What is required:
Leave out the pictures, then reproduce the rest of the material exactly.
- - - - -
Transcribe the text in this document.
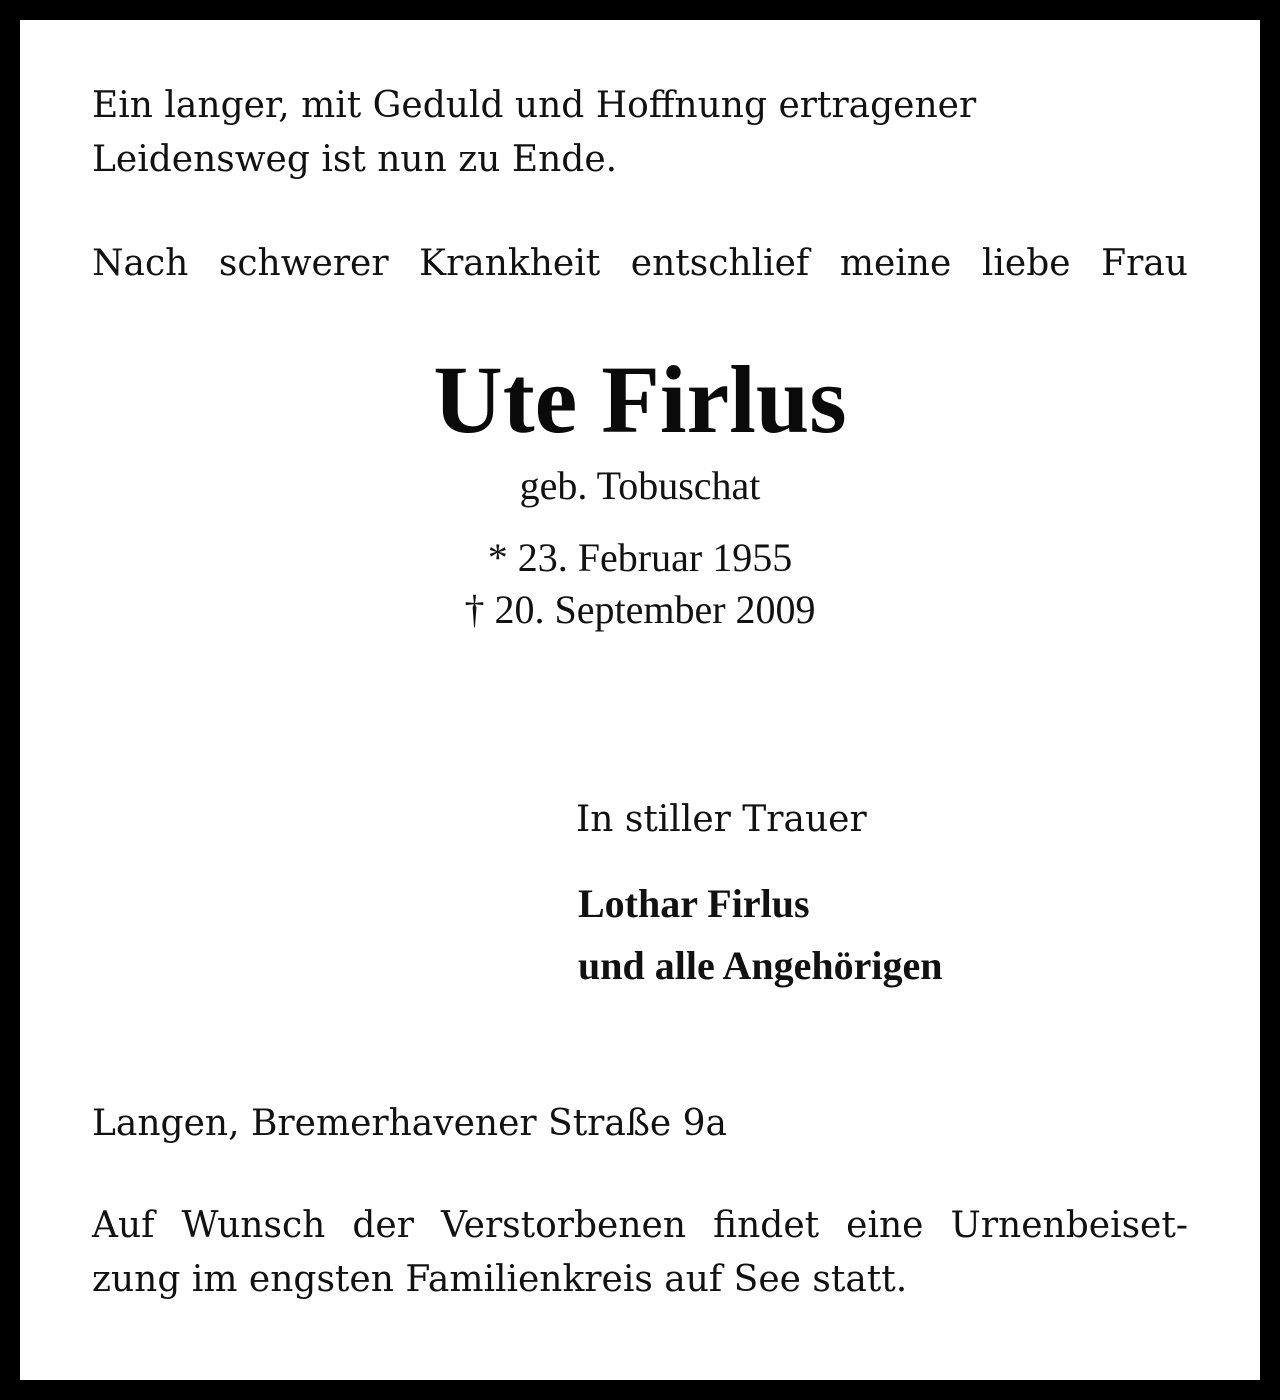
Ein langer, mit Geduld und Hoffnung ertragener

Leidensweg ist nun zu Ende.

Nach schwerer Krankheit entschlief meine liebe Frau

Ute Firlus

geb. Tobuschat

* 23. Februar 1955

† 20. September 2009

In stiller Trauer

Lothar Firlus

und alle Angehörigen

Langen, Bremerhavener Straße 9a

Auf Wunsch der Verstorbenen findet eine Urnenbeiset-

zung im engsten Familienkreis auf See statt.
- - - - -
Complete answer:
Transcribe the text in this document.
Ein langer, mit Geduld und Hoffnung ertragener

Leidensweg ist nun zu Ende.

Nach schwerer Krankheit entschlief meine liebe Frau

Ute Firlus

geb. Tobuschat

* 23. Februar 1955

† 20. September 2009

In stiller Trauer

Lothar Firlus

und alle Angehörigen

Langen, Bremerhavener Straße 9a

Auf Wunsch der Verstorbenen findet eine Urnenbeiset-

zung im engsten Familienkreis auf See statt.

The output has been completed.